* [What you have to do]: Copy out every line that contains "超强台风级".

## begin Stored data

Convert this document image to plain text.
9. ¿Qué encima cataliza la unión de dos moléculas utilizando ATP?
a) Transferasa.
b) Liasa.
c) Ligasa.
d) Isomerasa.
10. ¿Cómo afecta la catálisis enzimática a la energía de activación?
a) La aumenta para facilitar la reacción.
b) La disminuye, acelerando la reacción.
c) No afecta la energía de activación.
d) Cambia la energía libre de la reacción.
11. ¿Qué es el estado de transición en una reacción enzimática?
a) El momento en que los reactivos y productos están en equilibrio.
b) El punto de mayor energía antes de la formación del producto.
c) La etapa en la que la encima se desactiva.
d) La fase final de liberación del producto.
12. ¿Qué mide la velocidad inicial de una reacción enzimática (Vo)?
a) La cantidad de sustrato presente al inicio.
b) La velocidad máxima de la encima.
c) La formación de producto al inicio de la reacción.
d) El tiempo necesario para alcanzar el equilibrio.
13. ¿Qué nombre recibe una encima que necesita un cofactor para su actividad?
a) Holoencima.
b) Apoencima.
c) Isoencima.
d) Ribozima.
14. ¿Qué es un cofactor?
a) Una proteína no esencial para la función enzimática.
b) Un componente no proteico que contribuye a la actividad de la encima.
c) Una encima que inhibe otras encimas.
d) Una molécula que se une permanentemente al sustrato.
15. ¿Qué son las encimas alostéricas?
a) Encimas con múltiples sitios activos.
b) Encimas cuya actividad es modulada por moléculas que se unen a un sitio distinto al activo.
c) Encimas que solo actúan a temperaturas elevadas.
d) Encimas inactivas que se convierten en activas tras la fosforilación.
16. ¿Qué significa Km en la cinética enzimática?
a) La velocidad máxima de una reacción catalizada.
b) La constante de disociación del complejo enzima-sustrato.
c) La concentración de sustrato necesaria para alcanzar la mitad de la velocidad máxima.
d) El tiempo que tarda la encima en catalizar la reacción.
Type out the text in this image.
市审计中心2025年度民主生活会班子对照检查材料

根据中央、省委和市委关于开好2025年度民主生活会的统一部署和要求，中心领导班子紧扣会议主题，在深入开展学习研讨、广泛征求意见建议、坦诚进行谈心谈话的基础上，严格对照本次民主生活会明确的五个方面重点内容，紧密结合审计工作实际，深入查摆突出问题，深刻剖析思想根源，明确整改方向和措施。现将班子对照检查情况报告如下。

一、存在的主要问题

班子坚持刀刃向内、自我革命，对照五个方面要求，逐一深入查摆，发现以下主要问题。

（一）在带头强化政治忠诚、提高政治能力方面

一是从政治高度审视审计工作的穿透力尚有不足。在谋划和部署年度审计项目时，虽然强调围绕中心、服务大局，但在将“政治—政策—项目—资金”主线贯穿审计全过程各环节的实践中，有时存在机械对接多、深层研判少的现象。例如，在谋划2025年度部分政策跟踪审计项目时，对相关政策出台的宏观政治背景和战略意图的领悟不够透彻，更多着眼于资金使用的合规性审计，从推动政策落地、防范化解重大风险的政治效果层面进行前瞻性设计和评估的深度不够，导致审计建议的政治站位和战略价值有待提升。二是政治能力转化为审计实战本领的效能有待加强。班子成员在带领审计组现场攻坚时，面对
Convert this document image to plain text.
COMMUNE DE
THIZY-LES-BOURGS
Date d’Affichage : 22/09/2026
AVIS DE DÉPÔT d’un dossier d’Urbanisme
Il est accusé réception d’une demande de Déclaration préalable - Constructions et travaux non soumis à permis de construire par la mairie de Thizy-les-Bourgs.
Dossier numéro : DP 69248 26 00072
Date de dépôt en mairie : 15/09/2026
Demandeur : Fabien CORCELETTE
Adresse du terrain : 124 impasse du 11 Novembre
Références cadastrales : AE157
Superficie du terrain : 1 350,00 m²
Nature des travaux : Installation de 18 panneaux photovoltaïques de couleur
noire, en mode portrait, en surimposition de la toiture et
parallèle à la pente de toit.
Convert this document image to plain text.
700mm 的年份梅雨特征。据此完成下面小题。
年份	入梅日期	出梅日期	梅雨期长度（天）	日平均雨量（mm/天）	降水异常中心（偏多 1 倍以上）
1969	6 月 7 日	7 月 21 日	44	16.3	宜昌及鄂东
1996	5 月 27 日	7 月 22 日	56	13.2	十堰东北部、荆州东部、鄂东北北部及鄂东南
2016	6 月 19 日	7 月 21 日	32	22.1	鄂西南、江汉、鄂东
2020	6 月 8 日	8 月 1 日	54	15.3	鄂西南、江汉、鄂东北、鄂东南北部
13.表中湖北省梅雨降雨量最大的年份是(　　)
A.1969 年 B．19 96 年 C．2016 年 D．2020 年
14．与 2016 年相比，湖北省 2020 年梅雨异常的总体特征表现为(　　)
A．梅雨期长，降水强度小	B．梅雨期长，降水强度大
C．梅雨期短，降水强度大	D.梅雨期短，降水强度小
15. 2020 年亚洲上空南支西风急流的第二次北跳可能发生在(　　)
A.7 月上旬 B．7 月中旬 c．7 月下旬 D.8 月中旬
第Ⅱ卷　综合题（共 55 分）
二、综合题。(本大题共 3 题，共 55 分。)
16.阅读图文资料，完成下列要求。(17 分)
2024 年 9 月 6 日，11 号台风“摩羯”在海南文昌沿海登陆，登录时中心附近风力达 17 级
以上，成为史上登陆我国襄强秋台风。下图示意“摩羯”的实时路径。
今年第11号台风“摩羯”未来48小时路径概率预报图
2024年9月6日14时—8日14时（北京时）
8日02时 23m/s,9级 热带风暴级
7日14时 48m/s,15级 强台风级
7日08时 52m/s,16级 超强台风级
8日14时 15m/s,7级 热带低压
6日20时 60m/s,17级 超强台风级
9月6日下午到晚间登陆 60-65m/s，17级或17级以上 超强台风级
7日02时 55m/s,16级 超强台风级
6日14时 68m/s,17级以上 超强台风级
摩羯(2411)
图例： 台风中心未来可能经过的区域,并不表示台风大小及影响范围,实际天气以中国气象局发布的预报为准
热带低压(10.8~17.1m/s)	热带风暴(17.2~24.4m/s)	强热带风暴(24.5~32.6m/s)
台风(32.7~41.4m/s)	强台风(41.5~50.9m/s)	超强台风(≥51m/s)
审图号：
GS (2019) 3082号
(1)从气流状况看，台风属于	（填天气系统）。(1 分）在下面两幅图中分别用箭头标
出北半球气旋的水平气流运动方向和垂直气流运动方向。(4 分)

## end Stored data

* [Exercise solution]:
7日08时 52m/s,16级 超强台风级
6日20时 60m/s,17级 超强台风级
9月6日下午到晚间登陆 60-65m/s，17级或17级以上 超强台风级
7日02时 55m/s,16级 超强台风级
6日14时 68m/s,17级以上 超强台风级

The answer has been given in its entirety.